# [Task details]
In the copy, include every entry exactly but none of the pictures.

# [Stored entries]

* start *

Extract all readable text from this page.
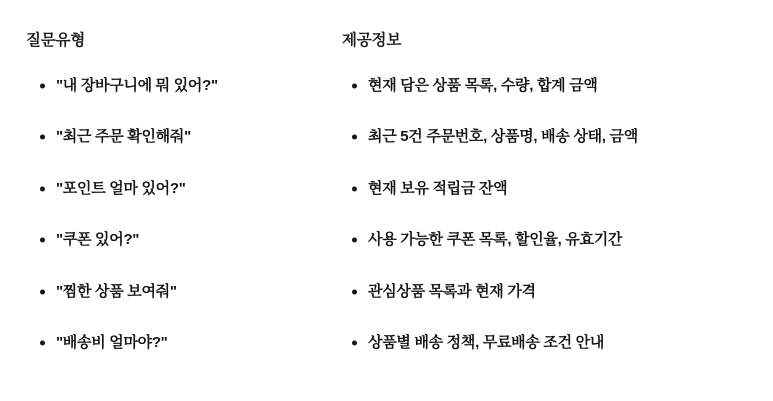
질문유형
"내 장바구니에 뭐 있어?"
"최근 주문 확인해줘"
"포인트 얼마 있어?"
"쿠폰 있어?"
"찜한 상품 보여줘"
"배송비 얼마야?"
제공정보
현재 담은 상품 목록, 수량, 합계 금액
최근 5건 주문번호, 상품명, 배송 상태, 금액
현재 보유 적립금 잔액
사용 가능한 쿠폰 목록, 할인율, 유효기간
관심상품 목록과 현재 가격
상품별 배송 정책, 무료배송 조건 안내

* end *

# [Exercise response]
Extract all readable text from this page.
질문유형
"내 장바구니에 뭐 있어?"
"최근 주문 확인해줘"
"포인트 얼마 있어?"
"쿠폰 있어?"
"찜한 상품 보여줘"
"배송비 얼마야?"
제공정보
현재 담은 상품 목록, 수량, 합계 금액
최근 5건 주문번호, 상품명, 배송 상태, 금액
현재 보유 적립금 잔액
사용 가능한 쿠폰 목록, 할인율, 유효기간
관심상품 목록과 현재 가격
상품별 배송 정책, 무료배송 조건 안내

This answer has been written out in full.